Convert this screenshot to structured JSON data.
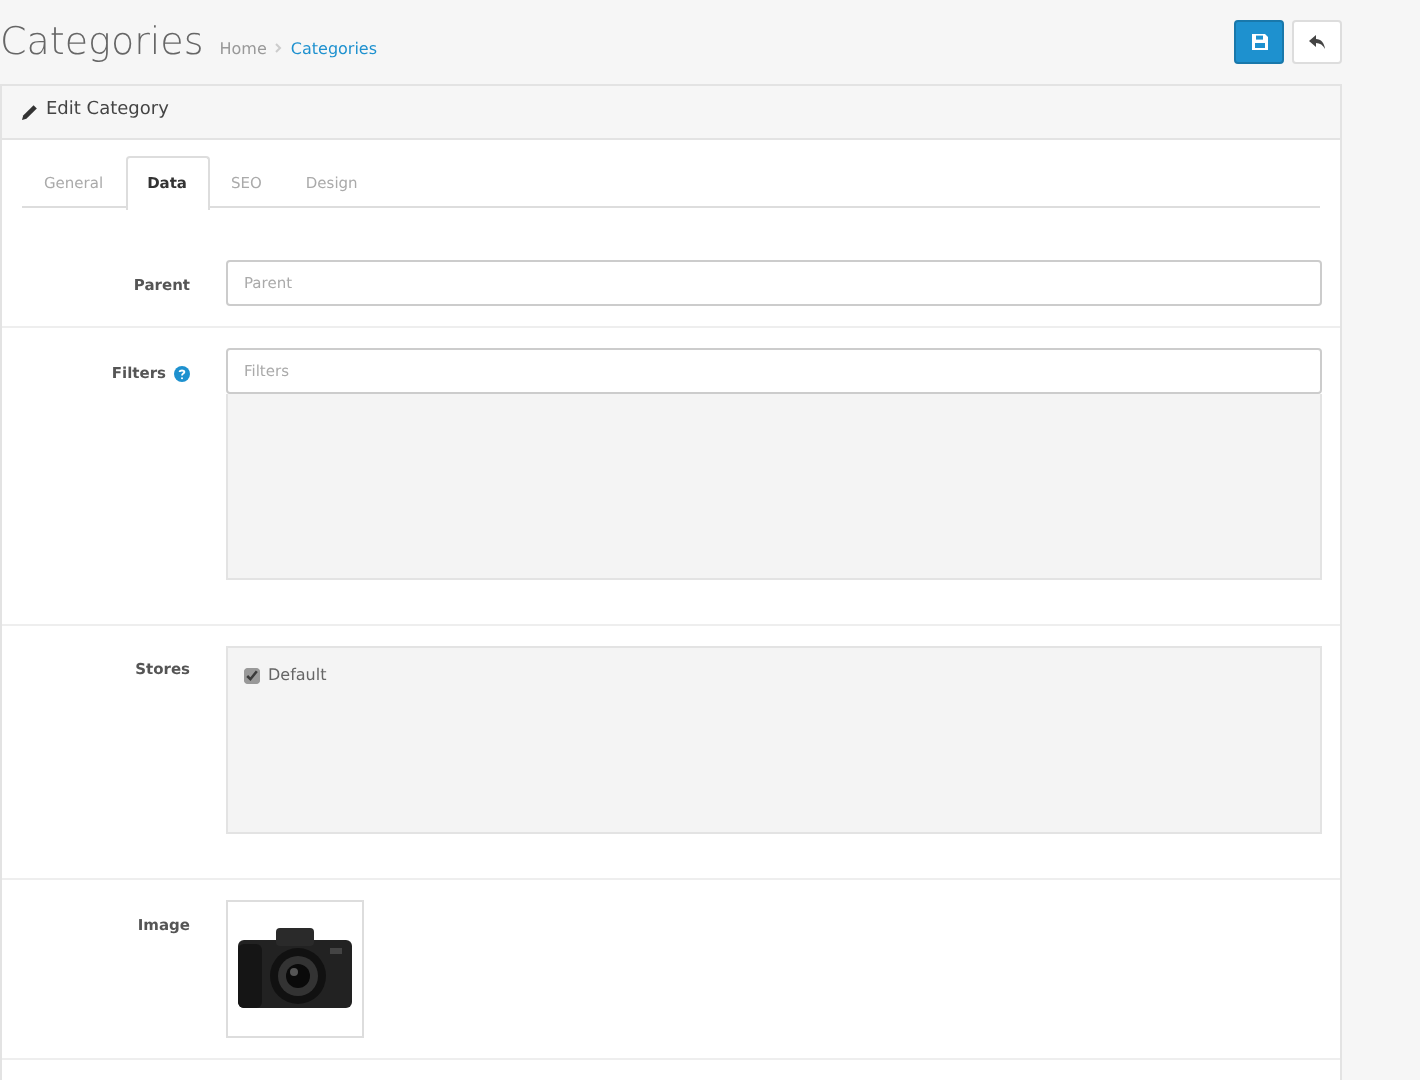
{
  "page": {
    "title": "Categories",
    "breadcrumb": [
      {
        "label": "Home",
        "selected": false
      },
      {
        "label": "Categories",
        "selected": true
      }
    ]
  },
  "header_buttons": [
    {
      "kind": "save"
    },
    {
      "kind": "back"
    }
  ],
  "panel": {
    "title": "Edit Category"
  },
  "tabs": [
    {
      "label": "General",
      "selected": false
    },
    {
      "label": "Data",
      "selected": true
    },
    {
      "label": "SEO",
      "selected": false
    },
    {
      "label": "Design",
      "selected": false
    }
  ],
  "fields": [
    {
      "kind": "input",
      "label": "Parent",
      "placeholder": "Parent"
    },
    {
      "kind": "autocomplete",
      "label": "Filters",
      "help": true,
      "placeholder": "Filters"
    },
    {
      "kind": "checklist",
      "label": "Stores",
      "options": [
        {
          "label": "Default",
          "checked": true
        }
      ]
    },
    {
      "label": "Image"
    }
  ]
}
========================================
**Aim:** In the copy, include no pictures; restate the listing above exactly.

**Answer:**
Convert this screenshot to structured JSON data.
{
  "page": {
    "title": "Categories",
    "breadcrumb": [
      {
        "label": "Home",
        "selected": false
      },
      {
        "label": "Categories",
        "selected": true
      }
    ]
  },
  "header_buttons": [
    {
      "kind": "save"
    },
    {
      "kind": "back"
    }
  ],
  "panel": {
    "title": "Edit Category"
  },
  "tabs": [
    {
      "label": "General",
      "selected": false
    },
    {
      "label": "Data",
      "selected": true
    },
    {
      "label": "SEO",
      "selected": false
    },
    {
      "label": "Design",
      "selected": false
    }
  ],
  "fields": [
    {
      "kind": "input",
      "label": "Parent",
      "placeholder": "Parent"
    },
    {
      "kind": "autocomplete",
      "label": "Filters",
      "help": true,
      "placeholder": "Filters"
    },
    {
      "kind": "checklist",
      "label": "Stores",
      "options": [
        {
          "label": "Default",
          "checked": true
        }
      ]
    },
    {
      "label": "Image"
    }
  ]
}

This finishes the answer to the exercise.